Go through the entries below and write each one out exactly.

━━━━━ SOURCE MATERIAL ━━━━━

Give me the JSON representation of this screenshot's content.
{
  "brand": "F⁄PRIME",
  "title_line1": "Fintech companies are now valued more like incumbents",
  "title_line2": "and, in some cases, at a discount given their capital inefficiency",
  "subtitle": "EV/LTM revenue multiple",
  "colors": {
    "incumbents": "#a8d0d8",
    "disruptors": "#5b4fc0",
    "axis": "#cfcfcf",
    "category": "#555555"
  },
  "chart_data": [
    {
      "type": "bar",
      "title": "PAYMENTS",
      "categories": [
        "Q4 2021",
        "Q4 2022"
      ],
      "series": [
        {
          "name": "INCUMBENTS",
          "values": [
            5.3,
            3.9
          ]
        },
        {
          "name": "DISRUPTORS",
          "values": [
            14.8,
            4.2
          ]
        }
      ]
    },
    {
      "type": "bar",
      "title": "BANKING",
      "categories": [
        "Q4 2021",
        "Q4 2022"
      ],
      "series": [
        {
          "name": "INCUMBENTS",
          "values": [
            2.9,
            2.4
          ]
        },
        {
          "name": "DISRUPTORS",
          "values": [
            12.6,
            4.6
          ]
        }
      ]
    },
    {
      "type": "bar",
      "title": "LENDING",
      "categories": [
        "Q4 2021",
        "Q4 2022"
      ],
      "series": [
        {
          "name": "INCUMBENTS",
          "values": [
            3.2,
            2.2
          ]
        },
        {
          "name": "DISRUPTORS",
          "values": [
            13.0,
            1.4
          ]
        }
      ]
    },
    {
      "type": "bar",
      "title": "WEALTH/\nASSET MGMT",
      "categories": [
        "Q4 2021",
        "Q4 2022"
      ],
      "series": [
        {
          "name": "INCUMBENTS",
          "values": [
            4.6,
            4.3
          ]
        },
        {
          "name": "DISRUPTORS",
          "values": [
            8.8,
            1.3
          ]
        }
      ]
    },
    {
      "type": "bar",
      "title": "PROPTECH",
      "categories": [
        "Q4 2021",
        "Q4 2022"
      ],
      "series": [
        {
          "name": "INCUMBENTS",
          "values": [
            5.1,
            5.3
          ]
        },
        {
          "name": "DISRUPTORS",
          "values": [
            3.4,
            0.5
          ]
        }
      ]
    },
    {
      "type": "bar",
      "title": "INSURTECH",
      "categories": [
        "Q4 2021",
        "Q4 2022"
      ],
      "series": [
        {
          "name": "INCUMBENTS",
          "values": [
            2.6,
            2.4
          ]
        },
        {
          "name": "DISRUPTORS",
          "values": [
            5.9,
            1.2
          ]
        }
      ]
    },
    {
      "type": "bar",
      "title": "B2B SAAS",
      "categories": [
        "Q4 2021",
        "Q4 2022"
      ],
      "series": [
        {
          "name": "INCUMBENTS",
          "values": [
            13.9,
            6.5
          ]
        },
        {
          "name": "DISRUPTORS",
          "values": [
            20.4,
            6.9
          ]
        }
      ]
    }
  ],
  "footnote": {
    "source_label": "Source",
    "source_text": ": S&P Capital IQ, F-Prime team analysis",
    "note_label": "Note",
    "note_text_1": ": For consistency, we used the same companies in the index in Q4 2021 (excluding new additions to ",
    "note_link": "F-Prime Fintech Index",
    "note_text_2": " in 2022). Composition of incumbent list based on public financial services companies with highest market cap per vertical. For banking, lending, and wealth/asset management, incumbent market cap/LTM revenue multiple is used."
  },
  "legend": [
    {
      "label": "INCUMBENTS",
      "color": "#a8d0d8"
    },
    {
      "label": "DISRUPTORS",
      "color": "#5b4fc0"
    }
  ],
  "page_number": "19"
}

━━━━━

* _RESULT FOR THIS EXERCISE_:
Give me the JSON representation of this screenshot's content.
{
  "brand": "F⁄PRIME",
  "title_line1": "Fintech companies are now valued more like incumbents",
  "title_line2": "and, in some cases, at a discount given their capital inefficiency",
  "subtitle": "EV/LTM revenue multiple",
  "colors": {
    "incumbents": "#a8d0d8",
    "disruptors": "#5b4fc0",
    "axis": "#cfcfcf",
    "category": "#555555"
  },
  "chart_data": [
    {
      "type": "bar",
      "title": "PAYMENTS",
      "categories": [
        "Q4 2021",
        "Q4 2022"
      ],
      "series": [
        {
          "name": "INCUMBENTS",
          "values": [
            5.3,
            3.9
          ]
        },
        {
          "name": "DISRUPTORS",
          "values": [
            14.8,
            4.2
          ]
        }
      ]
    },
    {
      "type": "bar",
      "title": "BANKING",
      "categories": [
        "Q4 2021",
        "Q4 2022"
      ],
      "series": [
        {
          "name": "INCUMBENTS",
          "values": [
            2.9,
            2.4
          ]
        },
        {
          "name": "DISRUPTORS",
          "values": [
            12.6,
            4.6
          ]
        }
      ]
    },
    {
      "type": "bar",
      "title": "LENDING",
      "categories": [
        "Q4 2021",
        "Q4 2022"
      ],
      "series": [
        {
          "name": "INCUMBENTS",
          "values": [
            3.2,
            2.2
          ]
        },
        {
          "name": "DISRUPTORS",
          "values": [
            13.0,
            1.4
          ]
        }
      ]
    },
    {
      "type": "bar",
      "title": "WEALTH/\nASSET MGMT",
      "categories": [
        "Q4 2021",
        "Q4 2022"
      ],
      "series": [
        {
          "name": "INCUMBENTS",
          "values": [
            4.6,
            4.3
          ]
        },
        {
          "name": "DISRUPTORS",
          "values": [
            8.8,
            1.3
          ]
        }
      ]
    },
    {
      "type": "bar",
      "title": "PROPTECH",
      "categories": [
        "Q4 2021",
        "Q4 2022"
      ],
      "series": [
        {
          "name": "INCUMBENTS",
          "values": [
            5.1,
            5.3
          ]
        },
        {
          "name": "DISRUPTORS",
          "values": [
            3.4,
            0.5
          ]
        }
      ]
    },
    {
      "type": "bar",
      "title": "INSURTECH",
      "categories": [
        "Q4 2021",
        "Q4 2022"
      ],
      "series": [
        {
          "name": "INCUMBENTS",
          "values": [
            2.6,
            2.4
          ]
        },
        {
          "name": "DISRUPTORS",
          "values": [
            5.9,
            1.2
          ]
        }
      ]
    },
    {
      "type": "bar",
      "title": "B2B SAAS",
      "categories": [
        "Q4 2021",
        "Q4 2022"
      ],
      "series": [
        {
          "name": "INCUMBENTS",
          "values": [
            13.9,
            6.5
          ]
        },
        {
          "name": "DISRUPTORS",
          "values": [
            20.4,
            6.9
          ]
        }
      ]
    }
  ],
  "footnote": {
    "source_label": "Source",
    "source_text": ": S&P Capital IQ, F-Prime team analysis",
    "note_label": "Note",
    "note_text_1": ": For consistency, we used the same companies in the index in Q4 2021 (excluding new additions to ",
    "note_link": "F-Prime Fintech Index",
    "note_text_2": " in 2022). Composition of incumbent list based on public financial services companies with highest market cap per vertical. For banking, lending, and wealth/asset management, incumbent market cap/LTM revenue multiple is used."
  },
  "legend": [
    {
      "label": "INCUMBENTS",
      "color": "#a8d0d8"
    },
    {
      "label": "DISRUPTORS",
      "color": "#5b4fc0"
    }
  ],
  "page_number": "19"
}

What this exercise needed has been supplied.